Data entries:
— Begin —

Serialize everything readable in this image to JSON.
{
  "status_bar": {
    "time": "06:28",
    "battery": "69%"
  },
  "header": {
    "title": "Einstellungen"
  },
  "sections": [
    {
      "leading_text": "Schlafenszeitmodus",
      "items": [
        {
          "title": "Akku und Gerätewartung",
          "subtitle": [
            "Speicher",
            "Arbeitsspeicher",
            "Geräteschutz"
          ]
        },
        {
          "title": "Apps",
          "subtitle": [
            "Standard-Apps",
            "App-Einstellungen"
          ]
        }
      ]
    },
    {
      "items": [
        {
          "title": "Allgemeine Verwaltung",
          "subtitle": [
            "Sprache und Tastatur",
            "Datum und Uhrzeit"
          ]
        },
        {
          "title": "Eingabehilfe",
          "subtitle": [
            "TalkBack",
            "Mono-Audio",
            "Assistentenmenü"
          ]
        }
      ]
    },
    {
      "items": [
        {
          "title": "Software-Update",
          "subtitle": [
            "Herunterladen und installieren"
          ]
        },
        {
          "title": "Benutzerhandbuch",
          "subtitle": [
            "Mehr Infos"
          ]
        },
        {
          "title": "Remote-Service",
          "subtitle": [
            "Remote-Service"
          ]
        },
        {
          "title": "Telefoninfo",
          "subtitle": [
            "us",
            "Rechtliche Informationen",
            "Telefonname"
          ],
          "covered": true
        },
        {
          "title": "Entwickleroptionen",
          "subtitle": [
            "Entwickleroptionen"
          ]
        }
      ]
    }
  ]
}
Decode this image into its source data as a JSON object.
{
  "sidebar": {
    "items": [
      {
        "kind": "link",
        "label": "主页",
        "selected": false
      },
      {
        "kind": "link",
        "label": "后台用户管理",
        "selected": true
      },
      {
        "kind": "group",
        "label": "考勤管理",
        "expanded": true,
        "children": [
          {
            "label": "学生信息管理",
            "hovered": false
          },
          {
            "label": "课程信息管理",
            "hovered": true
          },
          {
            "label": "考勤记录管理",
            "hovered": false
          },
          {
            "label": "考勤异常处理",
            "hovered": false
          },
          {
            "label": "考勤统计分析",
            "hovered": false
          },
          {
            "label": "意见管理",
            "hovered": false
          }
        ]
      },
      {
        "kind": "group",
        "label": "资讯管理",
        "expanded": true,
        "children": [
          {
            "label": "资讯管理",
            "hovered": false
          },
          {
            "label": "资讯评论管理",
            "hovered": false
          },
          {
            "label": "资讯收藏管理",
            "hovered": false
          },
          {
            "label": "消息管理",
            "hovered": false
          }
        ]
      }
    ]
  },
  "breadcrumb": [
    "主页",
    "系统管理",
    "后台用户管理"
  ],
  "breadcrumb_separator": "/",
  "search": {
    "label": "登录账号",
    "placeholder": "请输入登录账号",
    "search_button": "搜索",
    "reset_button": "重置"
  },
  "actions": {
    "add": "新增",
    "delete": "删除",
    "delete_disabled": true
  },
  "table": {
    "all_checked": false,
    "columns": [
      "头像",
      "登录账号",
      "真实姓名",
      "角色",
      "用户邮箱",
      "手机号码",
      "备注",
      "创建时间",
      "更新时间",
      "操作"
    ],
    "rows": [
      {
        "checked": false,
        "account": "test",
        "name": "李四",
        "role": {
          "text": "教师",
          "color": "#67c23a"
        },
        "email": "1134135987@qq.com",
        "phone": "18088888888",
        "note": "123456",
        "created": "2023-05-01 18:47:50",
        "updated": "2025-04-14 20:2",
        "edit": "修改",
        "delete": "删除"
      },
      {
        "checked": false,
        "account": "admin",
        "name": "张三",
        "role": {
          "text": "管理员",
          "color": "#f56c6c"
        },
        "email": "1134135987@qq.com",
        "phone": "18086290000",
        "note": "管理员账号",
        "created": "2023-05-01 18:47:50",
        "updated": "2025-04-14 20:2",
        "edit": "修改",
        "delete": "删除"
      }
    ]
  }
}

— End —

Your task -> Filter the listing for the word "phone" and copy every line that holds it.

Finished task ->
        "phone": "18088888888",
        "phone": "18086290000",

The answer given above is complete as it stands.